Data records

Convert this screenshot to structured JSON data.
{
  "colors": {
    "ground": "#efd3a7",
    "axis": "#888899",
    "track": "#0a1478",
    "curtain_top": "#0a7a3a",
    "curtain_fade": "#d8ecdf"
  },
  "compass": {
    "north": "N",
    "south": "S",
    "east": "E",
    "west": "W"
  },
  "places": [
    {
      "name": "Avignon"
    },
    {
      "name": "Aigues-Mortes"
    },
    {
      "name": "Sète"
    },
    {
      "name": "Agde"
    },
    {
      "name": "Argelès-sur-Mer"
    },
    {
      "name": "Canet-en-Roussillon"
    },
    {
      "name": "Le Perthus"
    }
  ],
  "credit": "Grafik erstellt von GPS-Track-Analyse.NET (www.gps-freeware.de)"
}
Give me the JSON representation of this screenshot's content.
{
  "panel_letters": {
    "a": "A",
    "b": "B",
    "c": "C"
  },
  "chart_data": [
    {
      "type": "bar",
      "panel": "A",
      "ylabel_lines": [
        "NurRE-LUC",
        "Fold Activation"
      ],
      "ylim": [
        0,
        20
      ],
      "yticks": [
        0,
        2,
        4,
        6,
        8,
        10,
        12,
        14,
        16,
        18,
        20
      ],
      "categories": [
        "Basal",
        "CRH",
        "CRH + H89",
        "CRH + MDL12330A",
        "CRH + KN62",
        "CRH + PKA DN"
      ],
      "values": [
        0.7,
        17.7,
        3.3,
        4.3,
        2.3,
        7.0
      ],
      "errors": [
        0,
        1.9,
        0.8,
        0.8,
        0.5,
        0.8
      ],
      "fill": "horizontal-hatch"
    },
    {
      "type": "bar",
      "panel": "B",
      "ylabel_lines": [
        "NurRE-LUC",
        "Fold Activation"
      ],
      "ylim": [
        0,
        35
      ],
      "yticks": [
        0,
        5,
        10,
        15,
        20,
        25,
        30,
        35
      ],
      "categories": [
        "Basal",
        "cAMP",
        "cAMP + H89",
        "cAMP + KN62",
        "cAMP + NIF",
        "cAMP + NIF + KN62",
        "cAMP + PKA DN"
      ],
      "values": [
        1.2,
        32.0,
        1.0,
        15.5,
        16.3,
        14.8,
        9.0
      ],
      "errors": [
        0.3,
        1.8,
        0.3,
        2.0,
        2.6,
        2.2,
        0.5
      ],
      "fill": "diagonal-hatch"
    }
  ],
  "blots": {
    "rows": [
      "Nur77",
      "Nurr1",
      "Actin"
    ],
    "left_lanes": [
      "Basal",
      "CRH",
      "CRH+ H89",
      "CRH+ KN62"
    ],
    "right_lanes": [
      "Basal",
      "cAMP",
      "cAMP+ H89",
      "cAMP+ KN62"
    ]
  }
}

Work to complete
Word for word, extract all the records.

Result for this exercise
Convert this screenshot to structured JSON data.
{
  "colors": {
    "ground": "#efd3a7",
    "axis": "#888899",
    "track": "#0a1478",
    "curtain_top": "#0a7a3a",
    "curtain_fade": "#d8ecdf"
  },
  "compass": {
    "north": "N",
    "south": "S",
    "east": "E",
    "west": "W"
  },
  "places": [
    {
      "name": "Avignon"
    },
    {
      "name": "Aigues-Mortes"
    },
    {
      "name": "Sète"
    },
    {
      "name": "Agde"
    },
    {
      "name": "Argelès-sur-Mer"
    },
    {
      "name": "Canet-en-Roussillon"
    },
    {
      "name": "Le Perthus"
    }
  ],
  "credit": "Grafik erstellt von GPS-Track-Analyse.NET (www.gps-freeware.de)"
}
Give me the JSON representation of this screenshot's content.
{
  "panel_letters": {
    "a": "A",
    "b": "B",
    "c": "C"
  },
  "chart_data": [
    {
      "type": "bar",
      "panel": "A",
      "ylabel_lines": [
        "NurRE-LUC",
        "Fold Activation"
      ],
      "ylim": [
        0,
        20
      ],
      "yticks": [
        0,
        2,
        4,
        6,
        8,
        10,
        12,
        14,
        16,
        18,
        20
      ],
      "categories": [
        "Basal",
        "CRH",
        "CRH + H89",
        "CRH + MDL12330A",
        "CRH + KN62",
        "CRH + PKA DN"
      ],
      "values": [
        0.7,
        17.7,
        3.3,
        4.3,
        2.3,
        7.0
      ],
      "errors": [
        0,
        1.9,
        0.8,
        0.8,
        0.5,
        0.8
      ],
      "fill": "horizontal-hatch"
    },
    {
      "type": "bar",
      "panel": "B",
      "ylabel_lines": [
        "NurRE-LUC",
        "Fold Activation"
      ],
      "ylim": [
        0,
        35
      ],
      "yticks": [
        0,
        5,
        10,
        15,
        20,
        25,
        30,
        35
      ],
      "categories": [
        "Basal",
        "cAMP",
        "cAMP + H89",
        "cAMP + KN62",
        "cAMP + NIF",
        "cAMP + NIF + KN62",
        "cAMP + PKA DN"
      ],
      "values": [
        1.2,
        32.0,
        1.0,
        15.5,
        16.3,
        14.8,
        9.0
      ],
      "errors": [
        0.3,
        1.8,
        0.3,
        2.0,
        2.6,
        2.2,
        0.5
      ],
      "fill": "diagonal-hatch"
    }
  ],
  "blots": {
    "rows": [
      "Nur77",
      "Nurr1",
      "Actin"
    ],
    "left_lanes": [
      "Basal",
      "CRH",
      "CRH+ H89",
      "CRH+ KN62"
    ],
    "right_lanes": [
      "Basal",
      "cAMP",
      "cAMP+ H89",
      "cAMP+ KN62"
    ]
  }
}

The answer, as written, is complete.